** START OF Text **

July 08, 2015
On 8 July 2015 at 11:20, wobbles via Digitalmars-d < digitalmars-d@puremagic.com> wrote:

> After reading the recent "Lessons Learned" article [1], and reading a few comments on the thread, there was a mention of using __gshared over shared.
>
> What exactly is the difference here?
> Are they 2 keywords to do the same thing, or are there specific use cases
> to both?
> Is there plans to 'converge' them at some point?
>
> [1] https://www.reddit.com/r/programming/comments/3cg1r0/lessons_learned_writing_a_filesystem_in_d/
>
>
>
http://forum.dlang.org/post/mailman.739.1431034764.4581.digitalmars-d@puremagic.com

Iain


July 08, 2015
On Wed, 08 Jul 2015 10:10:55 +0000, Jonathan M Davis wrote:

> Regardless, while I would very much like to see shared properly ironed out, I'm _very_ grateful that thread-local is the default in D. It's just so much saner.

+1

July 09, 2015
On Wednesday, 8 July 2015 at 21:15:19 UTC, deadalnix wrote:
> On Wednesday, 8 July 2015 at 12:08:37 UTC, Jonathan M Davis wrote:

>> I know that there are a number of people who get frustrated with shared and using __gshared instead, but unless you fully understand what you're doing and how the language works, and you're _really_ careful, you're going to shoot yourself in the foot it subtle ways if you do that.

** END OF Text **
** START OF Provided material **

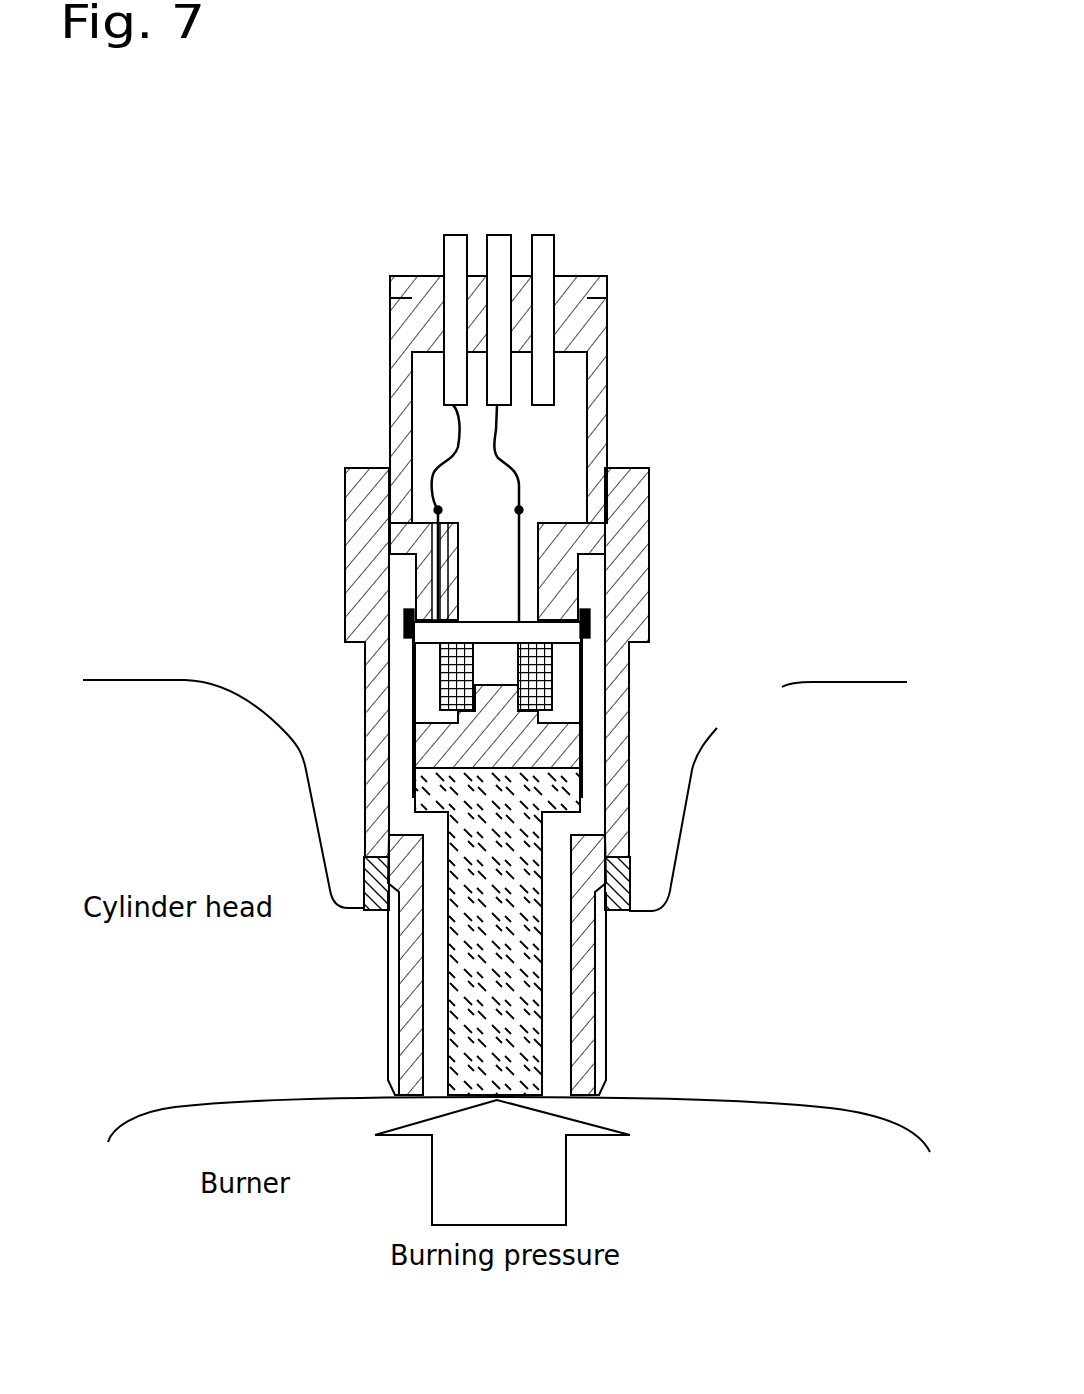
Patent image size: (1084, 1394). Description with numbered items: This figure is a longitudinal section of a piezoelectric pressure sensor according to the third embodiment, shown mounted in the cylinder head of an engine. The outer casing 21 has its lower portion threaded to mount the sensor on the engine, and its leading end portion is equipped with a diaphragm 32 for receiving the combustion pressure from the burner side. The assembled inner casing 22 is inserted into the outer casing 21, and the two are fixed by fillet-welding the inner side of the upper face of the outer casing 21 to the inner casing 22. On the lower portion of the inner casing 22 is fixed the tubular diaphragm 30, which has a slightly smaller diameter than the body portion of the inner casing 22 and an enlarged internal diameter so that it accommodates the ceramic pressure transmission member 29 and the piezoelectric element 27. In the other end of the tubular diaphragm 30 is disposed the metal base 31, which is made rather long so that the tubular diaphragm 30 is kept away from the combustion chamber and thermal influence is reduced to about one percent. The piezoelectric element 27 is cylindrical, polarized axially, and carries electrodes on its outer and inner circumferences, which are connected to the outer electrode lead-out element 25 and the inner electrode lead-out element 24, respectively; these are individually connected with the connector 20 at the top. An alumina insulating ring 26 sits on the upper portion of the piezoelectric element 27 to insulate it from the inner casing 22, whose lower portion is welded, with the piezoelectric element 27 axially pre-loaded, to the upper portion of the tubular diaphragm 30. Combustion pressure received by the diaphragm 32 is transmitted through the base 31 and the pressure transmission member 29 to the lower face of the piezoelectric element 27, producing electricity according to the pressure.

The connector 20 is at (578, 292).
The outer casing 21 is at (640, 468).
The inner casing 22 is at (595, 532).
The inner electrode lead-out element 24 is at (520, 584).
The outer electrode lead-out element 25 is at (443, 628).
The insulating ring 26 is at (547, 635).
The piezoelectric element 27 is at (557, 678).
The pressure transmission member 29 is at (557, 745).
The tubular diaphragm 30 is at (580, 697).
The base 31 is at (525, 930).
The diaphragm 32 is at (565, 1098).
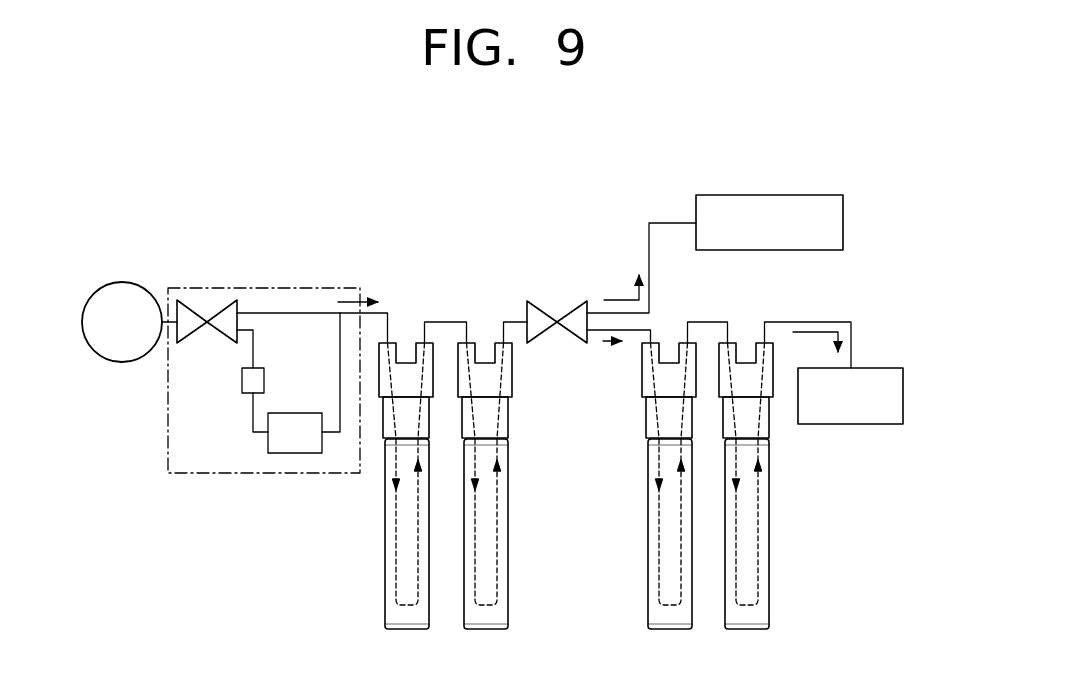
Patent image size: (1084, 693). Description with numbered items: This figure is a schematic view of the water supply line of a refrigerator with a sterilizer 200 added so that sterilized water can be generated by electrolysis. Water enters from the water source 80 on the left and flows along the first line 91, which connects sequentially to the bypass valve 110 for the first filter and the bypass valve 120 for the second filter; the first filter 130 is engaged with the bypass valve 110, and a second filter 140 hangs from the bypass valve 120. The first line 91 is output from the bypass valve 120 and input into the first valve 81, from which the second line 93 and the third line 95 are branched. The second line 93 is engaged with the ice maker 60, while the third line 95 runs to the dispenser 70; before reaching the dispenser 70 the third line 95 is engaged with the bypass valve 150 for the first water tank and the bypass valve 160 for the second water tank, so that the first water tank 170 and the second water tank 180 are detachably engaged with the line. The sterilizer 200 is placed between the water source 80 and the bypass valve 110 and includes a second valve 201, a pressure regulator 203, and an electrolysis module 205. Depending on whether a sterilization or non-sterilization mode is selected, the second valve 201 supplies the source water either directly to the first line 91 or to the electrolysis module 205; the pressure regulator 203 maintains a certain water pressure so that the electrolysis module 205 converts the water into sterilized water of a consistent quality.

The ice maker 60 is at (818, 194).
The dispenser 70 is at (880, 367).
The water source 80 is at (123, 280).
The first valve 81 is at (545, 303).
The first line 91 is at (320, 312).
The second line 93 is at (595, 305).
The third line 95 is at (623, 325).
The bypass valve for the first filter 110 is at (380, 424).
The bypass valve for the second filter 120 is at (517, 404).
The first filter 130 is at (386, 592).
The second filter body 140 is at (505, 592).
The bypass valve for the first water tank 150 is at (640, 425).
The bypass valve for the second water tank 160 is at (779, 424).
The first water tank 170 is at (647, 592).
The second water tank 180 is at (768, 592).
The sterilizer 200 is at (203, 477).
The second valve 201 is at (193, 306).
The pressure regulator 203 is at (241, 377).
The electrolysis module 205 is at (280, 452).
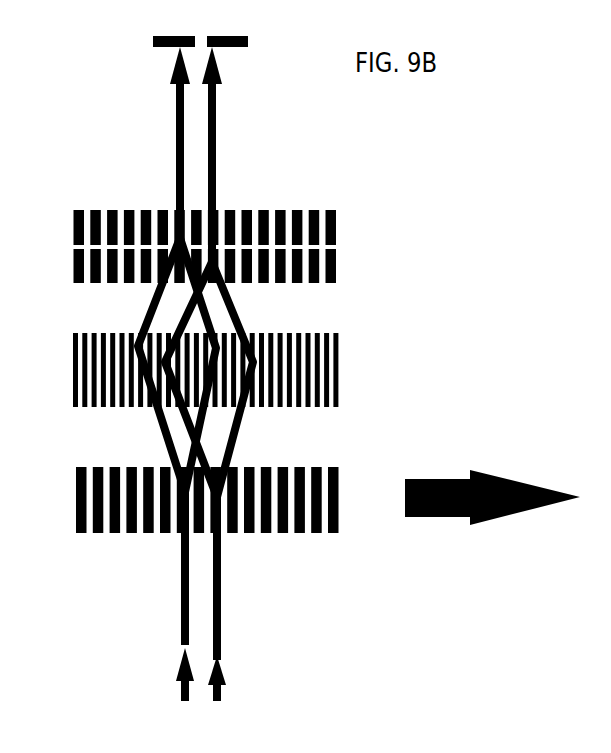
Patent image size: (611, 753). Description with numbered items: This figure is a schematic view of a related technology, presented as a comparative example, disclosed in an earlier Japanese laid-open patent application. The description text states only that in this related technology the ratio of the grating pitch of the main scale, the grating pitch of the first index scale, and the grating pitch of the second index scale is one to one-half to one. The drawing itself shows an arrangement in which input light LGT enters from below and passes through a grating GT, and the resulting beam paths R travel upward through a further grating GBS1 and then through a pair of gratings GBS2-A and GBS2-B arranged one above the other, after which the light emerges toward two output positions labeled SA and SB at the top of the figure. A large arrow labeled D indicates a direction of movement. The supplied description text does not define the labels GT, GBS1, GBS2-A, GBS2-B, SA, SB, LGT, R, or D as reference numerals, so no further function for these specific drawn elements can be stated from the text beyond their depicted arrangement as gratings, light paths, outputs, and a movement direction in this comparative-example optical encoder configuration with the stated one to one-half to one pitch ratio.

The grating GT is at (223, 498).
The first grating beam splitter GBS1 is at (230, 370).
The second grating beam splitter GBS2-A is at (513, 212).
The second grating beam splitter GBS2-B is at (513, 262).
The output signal / detector SA is at (145, 10).
The output signal / detector SB is at (266, 10).
The input light LGT is at (201, 611).
The light beam paths R is at (186, 329).
The direction of movement D is at (492, 505).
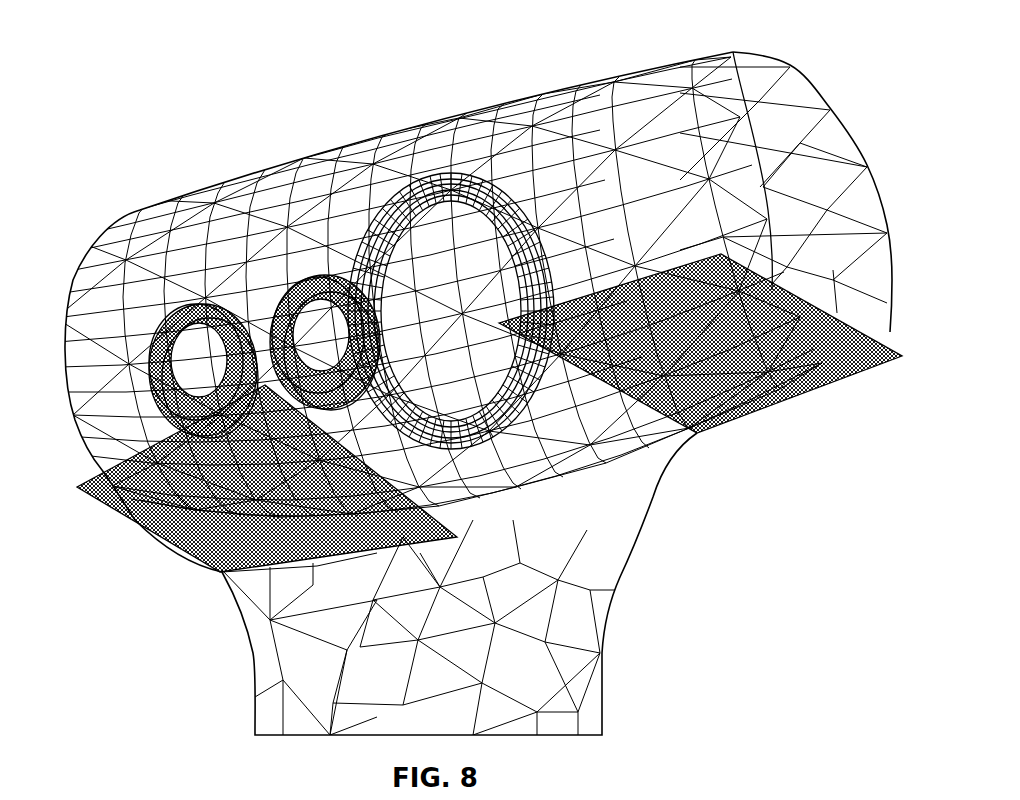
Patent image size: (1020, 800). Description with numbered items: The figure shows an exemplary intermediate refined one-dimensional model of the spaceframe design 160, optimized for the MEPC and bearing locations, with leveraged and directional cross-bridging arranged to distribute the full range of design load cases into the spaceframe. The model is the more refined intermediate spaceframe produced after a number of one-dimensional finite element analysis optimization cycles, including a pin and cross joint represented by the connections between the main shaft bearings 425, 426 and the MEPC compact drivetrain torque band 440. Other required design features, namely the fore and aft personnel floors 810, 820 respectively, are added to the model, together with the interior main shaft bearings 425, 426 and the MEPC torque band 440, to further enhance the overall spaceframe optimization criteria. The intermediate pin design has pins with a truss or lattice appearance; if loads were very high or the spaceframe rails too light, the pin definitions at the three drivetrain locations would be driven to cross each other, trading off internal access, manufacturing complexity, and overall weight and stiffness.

The meshed housing body 160 is at (582, 86).
The MEPC compact drivetrain torque band 440 is at (410, 175).
The main shaft bearings 425 is at (188, 307).
The second boss ring 426 is at (300, 280).
The fore personnel floor 810 is at (98, 500).
The aft personnel floor 820 is at (880, 366).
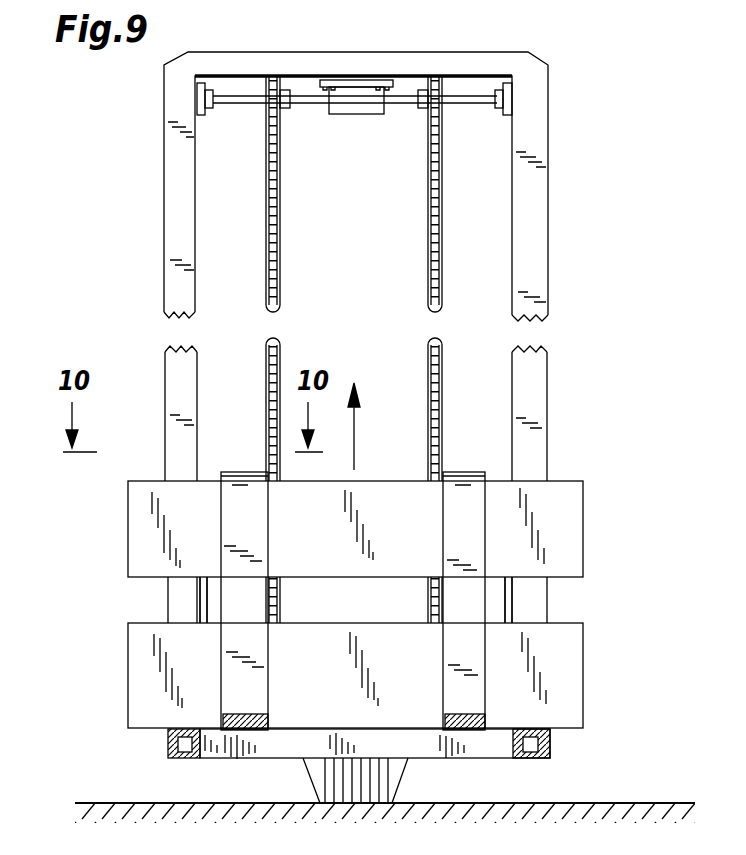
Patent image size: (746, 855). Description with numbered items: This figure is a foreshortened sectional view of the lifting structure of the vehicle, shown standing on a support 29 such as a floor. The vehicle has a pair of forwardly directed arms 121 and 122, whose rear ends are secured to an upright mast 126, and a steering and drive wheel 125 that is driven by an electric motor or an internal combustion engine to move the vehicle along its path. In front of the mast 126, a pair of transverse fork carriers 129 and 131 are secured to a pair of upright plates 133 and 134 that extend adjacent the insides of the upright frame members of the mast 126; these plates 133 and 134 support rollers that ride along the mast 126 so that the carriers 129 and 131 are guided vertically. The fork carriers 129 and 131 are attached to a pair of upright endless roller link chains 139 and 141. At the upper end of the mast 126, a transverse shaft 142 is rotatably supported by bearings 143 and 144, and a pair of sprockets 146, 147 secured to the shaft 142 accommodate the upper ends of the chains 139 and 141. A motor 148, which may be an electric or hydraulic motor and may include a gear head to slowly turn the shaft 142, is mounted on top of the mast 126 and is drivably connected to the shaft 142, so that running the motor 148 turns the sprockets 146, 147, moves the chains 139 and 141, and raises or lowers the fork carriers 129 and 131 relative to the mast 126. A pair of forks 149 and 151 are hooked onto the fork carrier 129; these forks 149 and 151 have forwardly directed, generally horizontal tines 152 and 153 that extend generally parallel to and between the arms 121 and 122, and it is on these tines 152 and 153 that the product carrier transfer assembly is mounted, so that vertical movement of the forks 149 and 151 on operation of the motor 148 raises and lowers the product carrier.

** END OF Provided material **

What needs to be done>
Decide whether each statement below agrees with the forum thread about shared and __gshared in D. Answer yes or no for each, and quote the words from the thread that settle it.
(a) The message quoted at the start of the thread asks whether there are plans to converge __gshared and shared.
(b) Jonathan M Davis says that shared is the default in D.
(c) The message quoted at the start of the thread says it was written after reading an article called "Lessons Learned".

Output below>
(a) Yes: "Is there plans to 'converge' them at some point?"
(b) No: "I'm _very_ grateful that thread-local is the default in D."
(c) Yes: "After reading the recent "Lessons Learned" article [1]"